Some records
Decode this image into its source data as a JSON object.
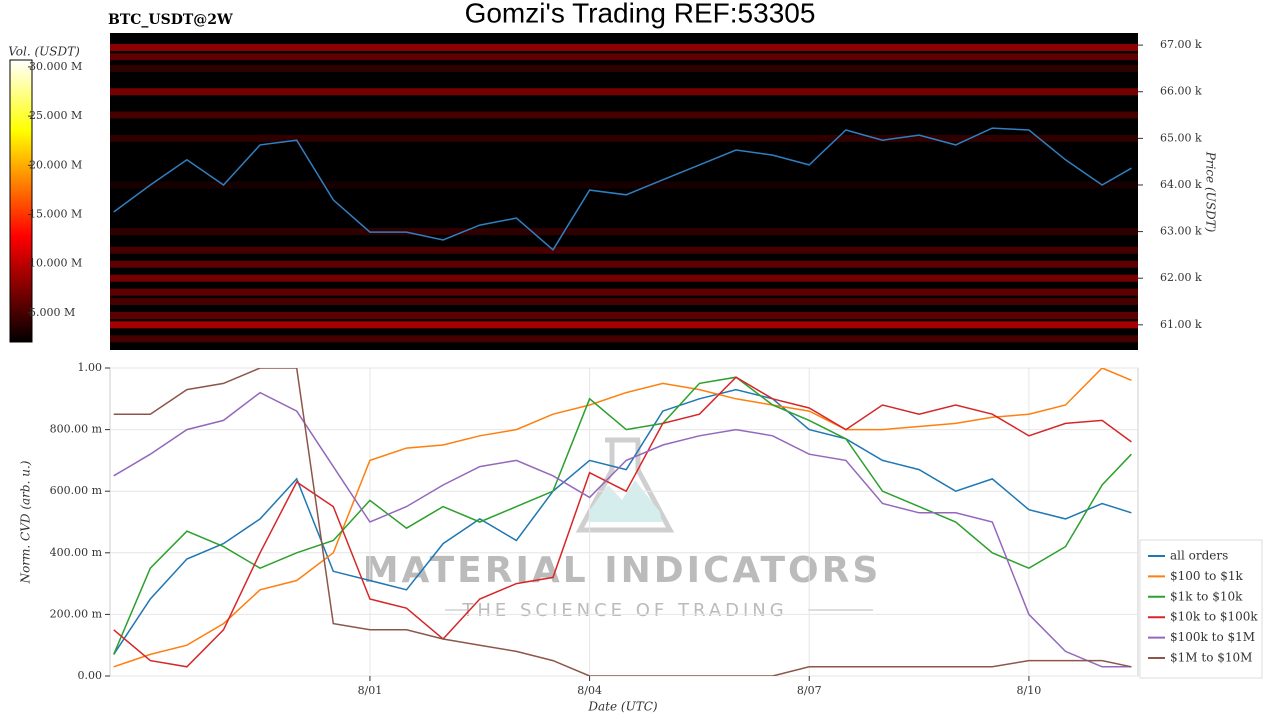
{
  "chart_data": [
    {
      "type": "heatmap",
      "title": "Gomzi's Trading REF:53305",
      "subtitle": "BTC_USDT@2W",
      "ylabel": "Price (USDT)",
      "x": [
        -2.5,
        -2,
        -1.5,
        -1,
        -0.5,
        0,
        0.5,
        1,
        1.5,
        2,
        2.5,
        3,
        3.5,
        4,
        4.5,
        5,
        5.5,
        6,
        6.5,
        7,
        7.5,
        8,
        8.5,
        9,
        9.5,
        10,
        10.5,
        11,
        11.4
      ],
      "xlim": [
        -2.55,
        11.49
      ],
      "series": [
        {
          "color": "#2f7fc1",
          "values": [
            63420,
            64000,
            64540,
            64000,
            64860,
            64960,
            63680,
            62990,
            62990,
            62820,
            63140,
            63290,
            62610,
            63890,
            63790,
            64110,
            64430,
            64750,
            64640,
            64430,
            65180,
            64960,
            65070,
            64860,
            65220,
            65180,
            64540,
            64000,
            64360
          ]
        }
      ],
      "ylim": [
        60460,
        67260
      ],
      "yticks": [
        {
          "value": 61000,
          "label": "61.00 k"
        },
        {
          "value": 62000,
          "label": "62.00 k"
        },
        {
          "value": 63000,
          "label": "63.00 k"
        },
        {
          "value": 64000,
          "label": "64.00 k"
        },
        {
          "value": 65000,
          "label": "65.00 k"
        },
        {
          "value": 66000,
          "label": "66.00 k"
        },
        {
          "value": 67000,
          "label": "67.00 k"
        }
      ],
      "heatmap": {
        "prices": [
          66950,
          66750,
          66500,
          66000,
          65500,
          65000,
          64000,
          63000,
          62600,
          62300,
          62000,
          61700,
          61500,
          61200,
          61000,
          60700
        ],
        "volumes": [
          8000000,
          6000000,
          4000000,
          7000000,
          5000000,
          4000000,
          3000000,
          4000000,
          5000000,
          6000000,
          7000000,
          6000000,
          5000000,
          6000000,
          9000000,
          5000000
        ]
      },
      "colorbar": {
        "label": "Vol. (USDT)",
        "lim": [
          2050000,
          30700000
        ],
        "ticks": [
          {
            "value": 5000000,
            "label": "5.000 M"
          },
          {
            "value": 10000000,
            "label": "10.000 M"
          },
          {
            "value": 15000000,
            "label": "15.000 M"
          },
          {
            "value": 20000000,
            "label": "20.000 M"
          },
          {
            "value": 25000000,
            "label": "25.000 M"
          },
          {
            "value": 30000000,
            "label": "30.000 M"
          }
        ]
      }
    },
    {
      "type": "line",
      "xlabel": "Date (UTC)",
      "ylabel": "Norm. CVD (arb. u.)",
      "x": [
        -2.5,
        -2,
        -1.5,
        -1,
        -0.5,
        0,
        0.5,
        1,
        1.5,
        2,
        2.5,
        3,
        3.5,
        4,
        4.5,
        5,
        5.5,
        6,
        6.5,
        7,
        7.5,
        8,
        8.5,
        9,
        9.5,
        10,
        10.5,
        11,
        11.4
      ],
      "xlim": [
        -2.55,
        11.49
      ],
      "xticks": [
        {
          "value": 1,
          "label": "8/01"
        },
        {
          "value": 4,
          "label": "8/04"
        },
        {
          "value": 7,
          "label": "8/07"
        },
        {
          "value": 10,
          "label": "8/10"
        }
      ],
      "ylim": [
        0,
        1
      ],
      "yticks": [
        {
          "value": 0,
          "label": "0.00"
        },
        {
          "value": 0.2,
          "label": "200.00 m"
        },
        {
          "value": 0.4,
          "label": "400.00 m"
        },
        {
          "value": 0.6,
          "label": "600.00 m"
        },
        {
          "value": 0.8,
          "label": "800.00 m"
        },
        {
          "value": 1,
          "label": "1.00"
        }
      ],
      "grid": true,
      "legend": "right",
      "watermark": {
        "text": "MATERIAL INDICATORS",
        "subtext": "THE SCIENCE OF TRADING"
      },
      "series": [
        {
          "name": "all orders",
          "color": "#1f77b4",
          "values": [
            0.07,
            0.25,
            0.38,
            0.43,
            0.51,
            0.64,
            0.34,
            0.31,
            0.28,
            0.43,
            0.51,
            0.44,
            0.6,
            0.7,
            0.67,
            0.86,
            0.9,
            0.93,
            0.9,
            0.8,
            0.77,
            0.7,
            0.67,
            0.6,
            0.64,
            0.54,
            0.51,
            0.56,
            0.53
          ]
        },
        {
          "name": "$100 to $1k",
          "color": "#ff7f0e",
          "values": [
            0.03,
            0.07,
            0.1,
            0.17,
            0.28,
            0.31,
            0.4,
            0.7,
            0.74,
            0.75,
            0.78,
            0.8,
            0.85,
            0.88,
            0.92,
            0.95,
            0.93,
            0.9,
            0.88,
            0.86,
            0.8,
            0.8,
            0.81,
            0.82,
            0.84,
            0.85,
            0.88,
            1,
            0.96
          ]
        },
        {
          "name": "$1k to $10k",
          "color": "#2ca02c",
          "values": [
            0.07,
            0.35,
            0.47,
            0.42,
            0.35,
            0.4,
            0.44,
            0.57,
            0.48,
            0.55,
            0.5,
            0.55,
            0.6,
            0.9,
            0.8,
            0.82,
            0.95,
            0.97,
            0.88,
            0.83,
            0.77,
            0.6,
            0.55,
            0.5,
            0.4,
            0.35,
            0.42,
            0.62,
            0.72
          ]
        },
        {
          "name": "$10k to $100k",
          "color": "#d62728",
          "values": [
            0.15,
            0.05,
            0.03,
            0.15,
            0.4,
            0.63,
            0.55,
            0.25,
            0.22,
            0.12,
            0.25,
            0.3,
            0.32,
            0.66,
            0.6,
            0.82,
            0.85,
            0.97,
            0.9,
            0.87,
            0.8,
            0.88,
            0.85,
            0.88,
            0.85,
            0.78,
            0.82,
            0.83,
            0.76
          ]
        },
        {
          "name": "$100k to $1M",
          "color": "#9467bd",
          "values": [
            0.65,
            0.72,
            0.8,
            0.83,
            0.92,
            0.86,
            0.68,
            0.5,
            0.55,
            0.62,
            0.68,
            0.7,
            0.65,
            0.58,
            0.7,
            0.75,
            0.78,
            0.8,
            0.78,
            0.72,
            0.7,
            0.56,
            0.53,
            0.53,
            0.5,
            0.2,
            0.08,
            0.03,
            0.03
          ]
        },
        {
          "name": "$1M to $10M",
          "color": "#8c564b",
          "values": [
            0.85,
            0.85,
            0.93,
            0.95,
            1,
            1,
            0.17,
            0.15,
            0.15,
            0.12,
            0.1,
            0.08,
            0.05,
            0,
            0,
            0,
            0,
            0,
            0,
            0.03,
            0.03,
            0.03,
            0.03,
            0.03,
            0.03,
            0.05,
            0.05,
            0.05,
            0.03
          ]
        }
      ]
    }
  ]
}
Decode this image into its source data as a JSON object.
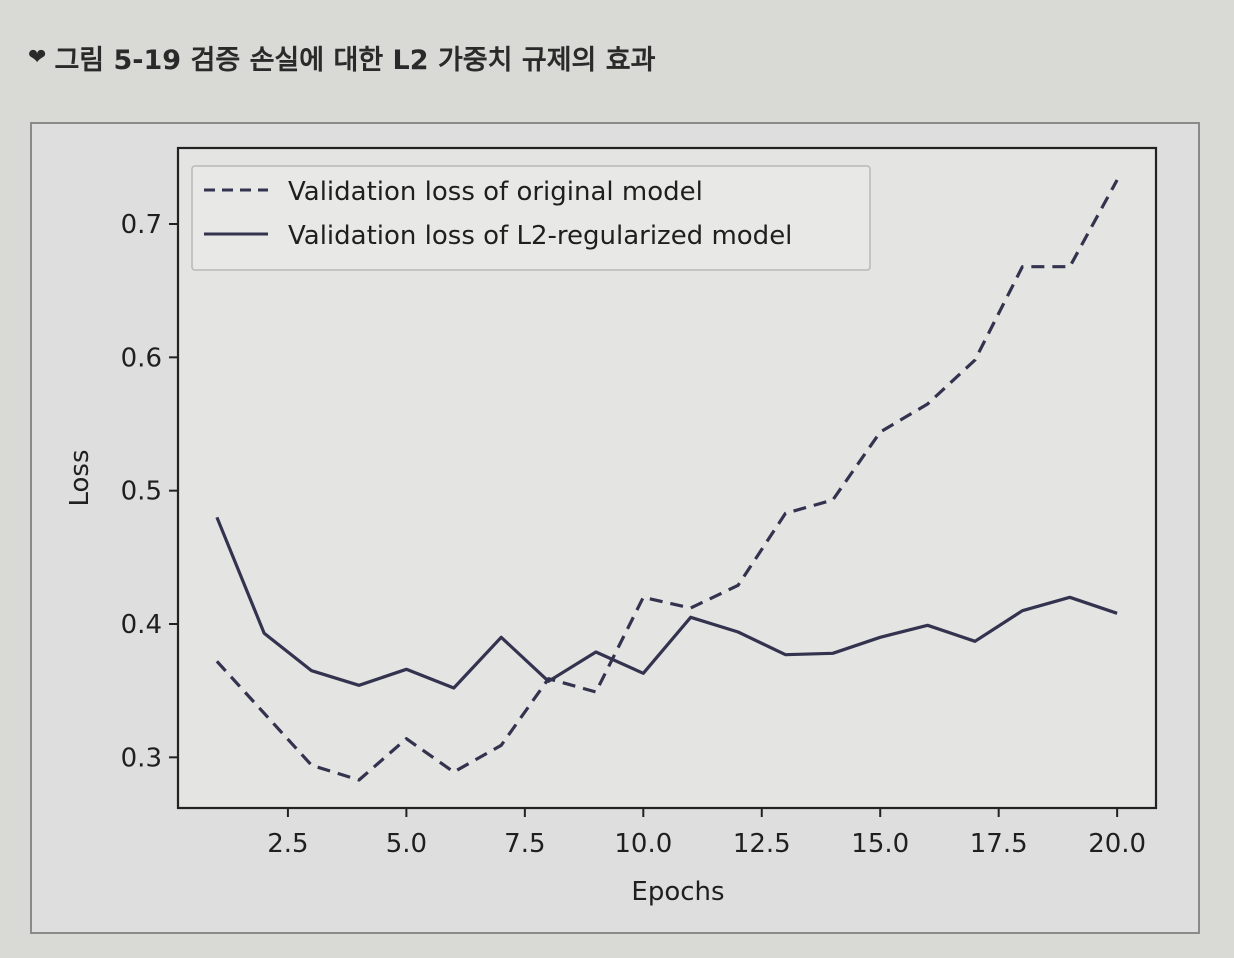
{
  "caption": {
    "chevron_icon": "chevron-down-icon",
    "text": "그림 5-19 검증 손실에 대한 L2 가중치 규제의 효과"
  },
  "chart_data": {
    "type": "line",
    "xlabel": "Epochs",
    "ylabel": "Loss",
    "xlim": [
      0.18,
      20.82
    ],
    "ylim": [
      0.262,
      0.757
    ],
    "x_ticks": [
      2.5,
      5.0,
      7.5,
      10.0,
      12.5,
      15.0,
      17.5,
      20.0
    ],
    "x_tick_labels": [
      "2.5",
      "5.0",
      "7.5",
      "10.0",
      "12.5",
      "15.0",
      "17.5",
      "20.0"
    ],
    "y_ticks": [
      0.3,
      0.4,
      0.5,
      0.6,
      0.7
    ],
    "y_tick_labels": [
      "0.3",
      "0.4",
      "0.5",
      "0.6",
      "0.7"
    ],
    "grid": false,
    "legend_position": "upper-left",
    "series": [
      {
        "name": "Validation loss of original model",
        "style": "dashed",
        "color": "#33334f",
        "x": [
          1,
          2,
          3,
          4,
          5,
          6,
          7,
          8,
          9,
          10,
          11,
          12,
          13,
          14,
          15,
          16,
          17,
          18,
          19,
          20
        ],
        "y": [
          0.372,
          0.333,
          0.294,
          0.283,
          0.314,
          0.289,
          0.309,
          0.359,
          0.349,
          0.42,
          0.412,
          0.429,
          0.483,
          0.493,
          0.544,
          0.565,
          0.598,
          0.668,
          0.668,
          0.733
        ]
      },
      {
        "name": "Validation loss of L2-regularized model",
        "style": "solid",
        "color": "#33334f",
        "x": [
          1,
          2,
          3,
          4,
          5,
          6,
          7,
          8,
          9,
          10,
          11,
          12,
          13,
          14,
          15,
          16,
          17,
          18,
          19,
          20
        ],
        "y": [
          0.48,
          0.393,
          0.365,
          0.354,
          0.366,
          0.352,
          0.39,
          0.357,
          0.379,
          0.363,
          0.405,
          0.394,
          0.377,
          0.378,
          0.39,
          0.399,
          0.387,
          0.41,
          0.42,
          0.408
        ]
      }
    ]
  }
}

### Exercise objective
Among these entries, how many lines include the string "Validation"? Reply with the number by itself.

### Complete response
2